== PROBLEM DESCRIPTION ==
Pull every line holding the string "screenshot" from the records below.

== RECORDS FOR PROCESSING ==
----------

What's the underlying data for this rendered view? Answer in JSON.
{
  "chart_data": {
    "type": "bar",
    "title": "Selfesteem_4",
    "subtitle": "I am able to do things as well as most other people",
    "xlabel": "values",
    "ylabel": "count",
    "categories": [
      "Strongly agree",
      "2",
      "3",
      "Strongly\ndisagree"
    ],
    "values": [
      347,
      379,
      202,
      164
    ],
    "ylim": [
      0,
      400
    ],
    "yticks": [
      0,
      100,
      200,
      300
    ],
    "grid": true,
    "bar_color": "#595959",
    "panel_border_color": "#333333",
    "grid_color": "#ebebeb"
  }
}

----------

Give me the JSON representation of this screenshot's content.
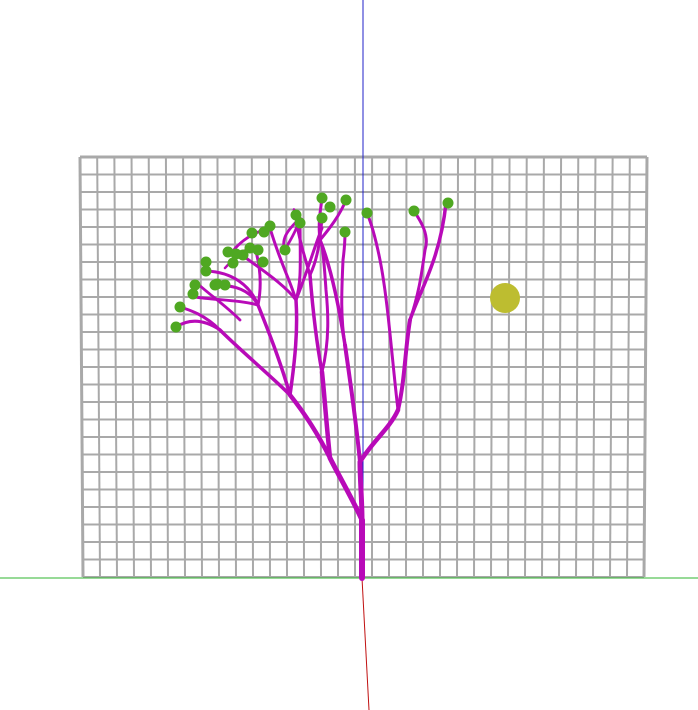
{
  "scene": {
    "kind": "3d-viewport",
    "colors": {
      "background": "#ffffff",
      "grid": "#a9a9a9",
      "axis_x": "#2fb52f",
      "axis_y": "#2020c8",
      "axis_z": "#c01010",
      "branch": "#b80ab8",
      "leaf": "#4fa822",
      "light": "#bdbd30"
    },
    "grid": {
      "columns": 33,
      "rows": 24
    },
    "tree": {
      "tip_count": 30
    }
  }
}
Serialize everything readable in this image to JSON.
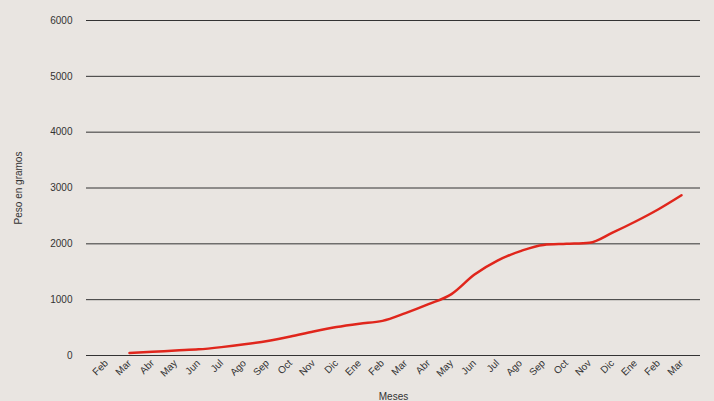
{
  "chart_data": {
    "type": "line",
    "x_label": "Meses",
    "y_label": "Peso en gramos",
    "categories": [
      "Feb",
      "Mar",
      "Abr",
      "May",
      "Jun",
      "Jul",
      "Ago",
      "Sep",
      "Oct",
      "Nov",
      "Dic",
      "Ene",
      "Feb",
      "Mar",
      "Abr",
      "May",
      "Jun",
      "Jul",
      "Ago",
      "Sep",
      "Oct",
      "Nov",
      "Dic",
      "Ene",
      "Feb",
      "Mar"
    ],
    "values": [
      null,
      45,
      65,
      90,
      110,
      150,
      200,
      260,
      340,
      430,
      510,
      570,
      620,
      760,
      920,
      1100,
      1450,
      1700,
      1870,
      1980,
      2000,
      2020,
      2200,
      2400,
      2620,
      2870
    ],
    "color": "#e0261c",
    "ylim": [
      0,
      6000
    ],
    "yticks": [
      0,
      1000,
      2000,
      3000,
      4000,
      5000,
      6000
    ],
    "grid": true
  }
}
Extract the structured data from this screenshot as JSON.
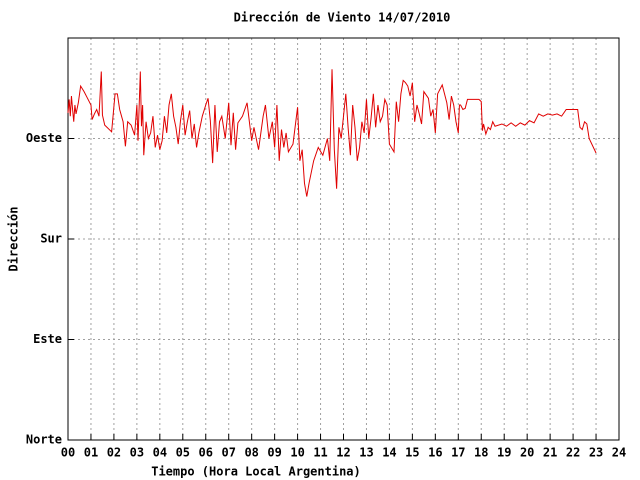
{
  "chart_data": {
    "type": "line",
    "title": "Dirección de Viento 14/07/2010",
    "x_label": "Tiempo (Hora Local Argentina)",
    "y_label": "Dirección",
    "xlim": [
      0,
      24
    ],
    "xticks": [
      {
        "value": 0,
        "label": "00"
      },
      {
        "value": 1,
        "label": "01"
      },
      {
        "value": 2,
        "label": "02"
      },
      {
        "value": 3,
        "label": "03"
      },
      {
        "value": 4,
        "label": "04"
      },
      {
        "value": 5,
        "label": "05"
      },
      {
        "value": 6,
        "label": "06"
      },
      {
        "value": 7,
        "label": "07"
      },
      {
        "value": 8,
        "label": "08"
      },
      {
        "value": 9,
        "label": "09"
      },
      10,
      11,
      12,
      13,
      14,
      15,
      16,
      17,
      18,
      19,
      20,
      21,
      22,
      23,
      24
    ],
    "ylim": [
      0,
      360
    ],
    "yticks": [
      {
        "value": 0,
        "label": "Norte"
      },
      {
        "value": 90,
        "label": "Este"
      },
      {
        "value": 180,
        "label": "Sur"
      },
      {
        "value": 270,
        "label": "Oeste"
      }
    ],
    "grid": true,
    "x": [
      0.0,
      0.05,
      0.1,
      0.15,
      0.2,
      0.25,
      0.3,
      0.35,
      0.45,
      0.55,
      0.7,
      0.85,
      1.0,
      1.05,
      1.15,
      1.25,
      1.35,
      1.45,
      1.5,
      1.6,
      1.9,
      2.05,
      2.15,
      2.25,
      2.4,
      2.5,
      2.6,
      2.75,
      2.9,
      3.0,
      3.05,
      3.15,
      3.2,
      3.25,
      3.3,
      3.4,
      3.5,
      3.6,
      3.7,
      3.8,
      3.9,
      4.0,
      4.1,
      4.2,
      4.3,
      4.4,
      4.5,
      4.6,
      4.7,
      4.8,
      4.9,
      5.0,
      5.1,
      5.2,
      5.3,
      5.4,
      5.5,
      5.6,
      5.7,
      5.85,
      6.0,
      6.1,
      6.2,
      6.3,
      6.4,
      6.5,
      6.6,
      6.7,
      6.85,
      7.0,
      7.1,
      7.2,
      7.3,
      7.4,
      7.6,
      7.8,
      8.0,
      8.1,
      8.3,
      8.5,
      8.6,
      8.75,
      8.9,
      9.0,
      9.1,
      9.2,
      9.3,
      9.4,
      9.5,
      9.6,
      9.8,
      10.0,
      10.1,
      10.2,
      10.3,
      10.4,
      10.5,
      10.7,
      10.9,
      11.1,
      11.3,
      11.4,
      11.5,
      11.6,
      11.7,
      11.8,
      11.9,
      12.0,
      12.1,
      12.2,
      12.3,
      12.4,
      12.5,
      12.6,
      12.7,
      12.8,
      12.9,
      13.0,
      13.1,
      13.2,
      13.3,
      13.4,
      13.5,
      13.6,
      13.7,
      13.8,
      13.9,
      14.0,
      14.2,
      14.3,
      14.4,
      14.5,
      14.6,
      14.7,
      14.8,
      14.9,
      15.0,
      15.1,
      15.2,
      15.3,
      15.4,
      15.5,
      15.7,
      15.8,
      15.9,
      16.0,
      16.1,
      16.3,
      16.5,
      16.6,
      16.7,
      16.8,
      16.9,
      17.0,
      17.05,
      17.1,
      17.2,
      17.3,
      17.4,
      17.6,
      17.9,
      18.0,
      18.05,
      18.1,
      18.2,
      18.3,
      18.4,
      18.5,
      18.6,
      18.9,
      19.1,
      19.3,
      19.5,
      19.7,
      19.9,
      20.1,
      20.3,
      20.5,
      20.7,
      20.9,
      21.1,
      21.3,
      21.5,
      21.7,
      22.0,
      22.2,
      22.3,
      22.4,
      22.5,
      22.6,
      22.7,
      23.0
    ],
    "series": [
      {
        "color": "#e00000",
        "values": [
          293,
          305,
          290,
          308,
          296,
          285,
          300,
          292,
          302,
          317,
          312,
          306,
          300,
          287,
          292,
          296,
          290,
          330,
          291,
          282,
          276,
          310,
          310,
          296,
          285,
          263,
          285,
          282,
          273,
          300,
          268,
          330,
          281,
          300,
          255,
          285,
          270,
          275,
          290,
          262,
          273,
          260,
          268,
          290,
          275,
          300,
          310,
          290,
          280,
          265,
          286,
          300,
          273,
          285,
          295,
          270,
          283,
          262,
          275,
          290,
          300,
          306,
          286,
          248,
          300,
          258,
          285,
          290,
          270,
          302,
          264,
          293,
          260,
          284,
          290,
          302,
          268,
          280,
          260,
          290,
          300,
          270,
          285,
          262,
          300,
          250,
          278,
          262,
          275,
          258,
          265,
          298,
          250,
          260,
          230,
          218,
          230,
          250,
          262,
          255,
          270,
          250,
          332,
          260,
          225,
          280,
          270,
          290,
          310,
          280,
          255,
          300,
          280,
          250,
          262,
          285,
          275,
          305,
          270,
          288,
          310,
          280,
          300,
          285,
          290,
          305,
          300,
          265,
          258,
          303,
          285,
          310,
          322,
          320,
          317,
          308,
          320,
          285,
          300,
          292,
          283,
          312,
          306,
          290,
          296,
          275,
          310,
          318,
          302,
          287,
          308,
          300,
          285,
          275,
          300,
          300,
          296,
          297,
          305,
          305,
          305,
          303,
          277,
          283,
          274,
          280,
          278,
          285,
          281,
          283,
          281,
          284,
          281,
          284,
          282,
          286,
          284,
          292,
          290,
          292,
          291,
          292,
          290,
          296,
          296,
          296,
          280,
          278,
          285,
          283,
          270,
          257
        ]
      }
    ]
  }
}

----------

== RESPONSE ==
Give me the JSON representation of this screenshot's content.
Extract the structured data from this screenshot as JSON.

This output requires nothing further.